→ **BRANO DA LEGGERE**:
┄┄┄┄┄┄┄┄┄┄

Oggi degli splendidi branchi di camosci si possono osservare al Gran Sasso sul Pizzo d’Intermesoli, sul Pizzo Cefalone e sul Monte Camicia, e nell’Anfiteatro delle Murelle e in altre zone della Maiella. Anche le creste del Monte Bove sui Sibillini e il roccioso versante settentrionale del Sirente offrono degli incontri interessanti.

I “sentieri dei camosci” più amati dagli escursionisti, però, restano quelli dello storico Parco d’Abruzzo, Lazio e Molise, dalla Val di Rose al Monte Amaro di Opi e alla elegante vetta della Meta, che può essere raggiunta per tre itinerari diversi. Da metà luglio a fine agosto, come accade da anni, sui percorsi che abbiamo appena citato entrerà in vigore il numero chiuso, e l’obbligo di partecipare a escursioni organizzate. Le regole e i riferimenti per iscriversi saranno disponibili sul sito del Parco (www.parcoabruzzo.it).

Per tutto giugno e nelle prime settimane di luglio però, e di nuovo alla fine dell’estate, i sentieri dei camosci possono essere percorsi liberamente. L’invito è a farlo con rispetto e in silenzio, senza schiamazzi e senza avvicinarsi troppo agli animali. Con un po’ di fortuna, in queste escursioni, si potranno incontrare anche cervi, lupi e orsi. I panorami sono tra i più belli delle montagne italiane.

Dalla Val Fondillo al Monte Amaro di Opi

(780 m di dislivello, 4 ore a/r, E)

Monte Amaro di Opi
Monte Amaro di Opi. Foto di Stefano Ardito

Non lunghissimo, ma ripido e faticoso, il sentiero che sale al Monte Amaro di Opi offre panorami sul Monte Marsicano e sulle spettacolari faggete della Val Fondillo e della Val Cacciagrande. Sull’aerea cresta sommitale è facile incontrare i camosci.

┄┄┄┄┄┄┄┄┄┄

Dati di posizionamento degli elementi
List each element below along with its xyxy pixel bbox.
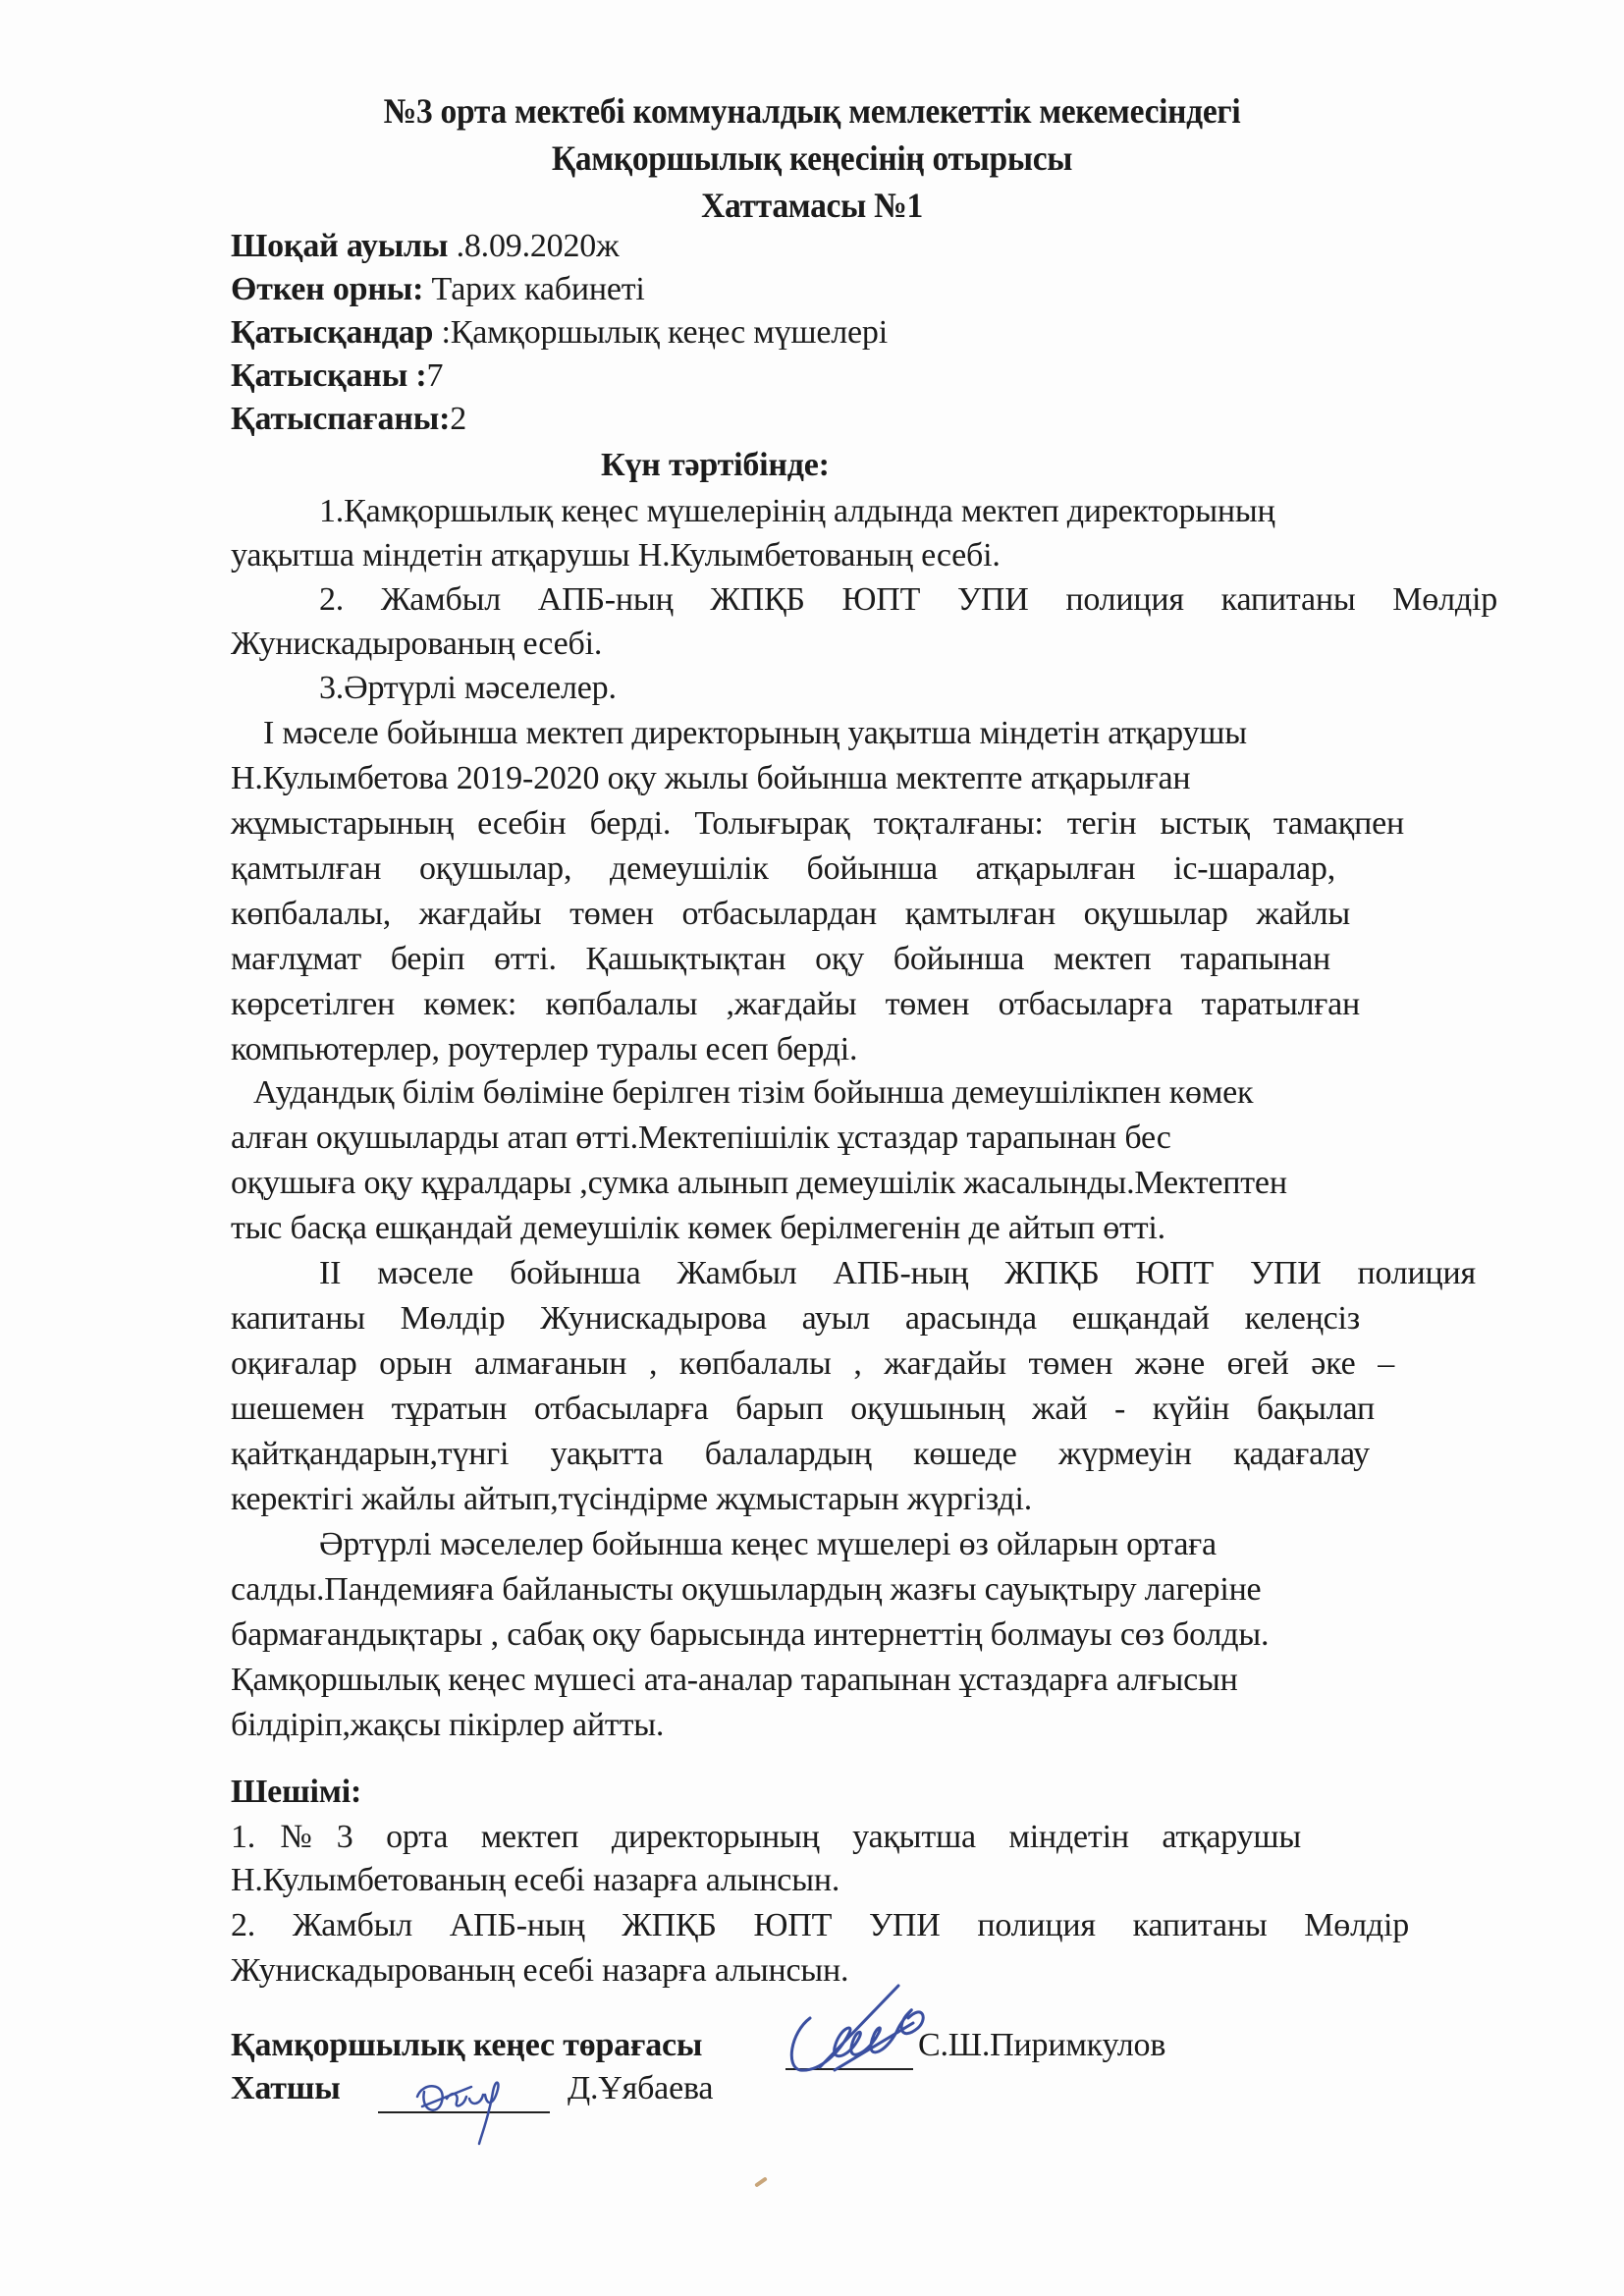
scanned-document-page: №3 орта мектебі коммуналдық мемлекеттік … [0,0,1624,2296]
issue1-line: жұмыстарының есебін берді. Толығырақ тоқ… [231,805,1404,843]
issue2-line: оқиғалар орын алмағанын , көпбалалы , жа… [231,1345,1394,1383]
issue1-line: қамтылған оқушылар, демеушілік бойынша а… [231,850,1335,888]
agenda-line: 1.Қамқоршылық кеңес мүшелерінің алдында … [319,493,1275,530]
secretary-name: Д.Ұябаева [568,2070,713,2107]
decision-line: 2. Жамбыл АПБ-ның ЖПҚБ ЮПТ УПИ полиция к… [231,1907,1409,1944]
agenda-line: уақытша міндетін атқарушы Н.Кулымбетован… [231,537,1001,574]
meta-place-date: Шоқай ауылы .8.09.2020ж [231,228,619,265]
meta-present: Қатысқаны :7 [231,357,443,395]
issue2-line: шешемен тұратын отбасыларға барып оқушын… [231,1391,1375,1428]
present-count: 7 [426,357,443,394]
issue2-line: керектігі жайлы айтып,түсіндірме жұмыста… [231,1481,1032,1518]
issue1-line: мағлұмат беріп өтті. Қашықтықтан оқу бой… [231,941,1330,978]
issue3-line: Әртүрлі мәселелер бойынша кеңес мүшелері… [319,1526,1217,1563]
issue3-line: білдіріп,жақсы пікірлер айтты. [231,1707,664,1744]
present-label: Қатысқаны : [231,357,426,394]
participants-value: :Қамқоршылық кеңес мүшелері [433,314,888,351]
issue1-cont-line: тыс басқа ешқандай демеушілік көмек бері… [231,1210,1165,1247]
venue-value: Тарих кабинеті [423,271,644,307]
meta-absent: Қатыспағаны:2 [231,401,466,438]
issue1-line: көпбалалы, жағдайы төмен отбасылардан қа… [231,896,1350,933]
scan-artifact [754,2176,768,2187]
issue1-line: компьютерлер, роутерлер туралы есеп берд… [231,1031,857,1068]
issue1-cont-line: оқушыға оқу құралдары ,сумка алынып деме… [231,1165,1287,1202]
issue1-cont-line: Аудандық білім бөліміне берілген тізім б… [253,1074,1253,1112]
document-title-line-1: №3 орта мектебі коммуналдық мемлекеттік … [57,90,1567,132]
decision-line: Жунискадырованың есебі назарға алынсын. [231,1952,848,1990]
issue1-line: көрсетілген көмек: көпбалалы ,жағдайы тө… [231,986,1360,1023]
issue1-line: І мәселе бойынша мектеп директорының уақ… [263,715,1247,752]
decision-line: Н.Кулымбетованың есебі назарға алынсын. [231,1862,839,1899]
issue2-line: ІІ мәселе бойынша Жамбыл АПБ-ның ЖПҚБ ЮП… [319,1255,1476,1292]
absent-label: Қатыспағаны: [231,401,450,437]
document-title-line-3: Хаттамасы №1 [57,185,1567,226]
document-title-line-2: Қамқоршылық кеңесінің отырысы [57,137,1567,179]
issue3-line: салды.Пандемияға байланысты оқушылардың … [231,1571,1261,1609]
secretary-label: Хатшы [231,2070,341,2107]
agenda-line: Жунискадырованың есебі. [231,626,602,663]
absent-count: 2 [450,401,466,437]
chair-name: С.Ш.Пиримкулов [918,2027,1165,2064]
issue3-line: Қамқоршылық кеңес мүшесі ата-аналар тара… [231,1662,1238,1699]
secretary-signature-icon [403,2057,540,2146]
issue1-cont-line: алған оқушыларды атап өтті.Мектепішілік … [231,1120,1171,1157]
issue3-line: бармағандықтары , сабақ оқу барысында ин… [231,1616,1269,1654]
agenda-heading: Күн тәртібінде: [601,447,830,484]
participants-label: Қатысқандар [231,314,433,351]
issue2-line: капитаны Мөлдір Жунискадырова ауыл арасы… [231,1300,1360,1338]
meta-participants: Қатысқандар :Қамқоршылық кеңес мүшелері [231,314,888,352]
agenda-line: 3.Әртүрлі мәселелер. [319,670,617,707]
meeting-date: .8.09.2020ж [448,228,619,264]
agenda-line: 2. Жамбыл АПБ-ның ЖПҚБ ЮПТ УПИ полиция к… [319,581,1497,619]
decision-heading: Шешімі: [231,1774,361,1811]
venue-label: Өткен орны: [231,271,423,307]
meta-venue: Өткен орны: Тарих кабинеті [231,271,645,308]
place-label: Шоқай ауылы [231,228,448,264]
issue1-line: Н.Кулымбетова 2019-2020 оқу жылы бойынша… [231,760,1190,797]
issue2-line: қайтқандарын,түнгі уақытта балалардың кө… [231,1436,1370,1473]
decision-line: 1.№3 орта мектеп директорының уақытша мі… [231,1819,1301,1856]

┄┄┄┄┄┄┄┄┄┄

→ **COMPITI DA SVOLGERE**:
A. Secondo il brano, in quale periodo entra in vigore il numero chiuso sui sentieri citati del Parco d'Abruzzo, Lazio e Molise?
B. Nei dati di posizionamento degli elementi, copia senza modifiche le righe a partire da quella che contiene "scanned-document-page: №3 орта" e fermati dopo quella che contiene "agenda-line: уақытша міндетін".

→ **SOLUZIONI COMPLETE**:
A. Da metà luglio a fine agosto.

B.
scanned-document-page: №3 орта мектебі коммуналдық мемлекеттік … [0,0,1624,2296]
issue1-line: жұмыстарының есебін берді. Толығырақ тоқ… [231,805,1404,843]
issue2-line: оқиғалар орын алмағанын , көпбалалы , жа… [231,1345,1394,1383]
issue1-line: қамтылған оқушылар, демеушілік бойынша а… [231,850,1335,888]
agenda-line: 1.Қамқоршылық кеңес мүшелерінің алдында … [319,493,1275,530]
secretary-name: Д.Ұябаева [568,2070,713,2107]
decision-line: 2. Жамбыл АПБ-ның ЖПҚБ ЮПТ УПИ полиция к… [231,1907,1409,1944]
agenda-line: уақытша міндетін атқарушы Н.Кулымбетован… [231,537,1001,574]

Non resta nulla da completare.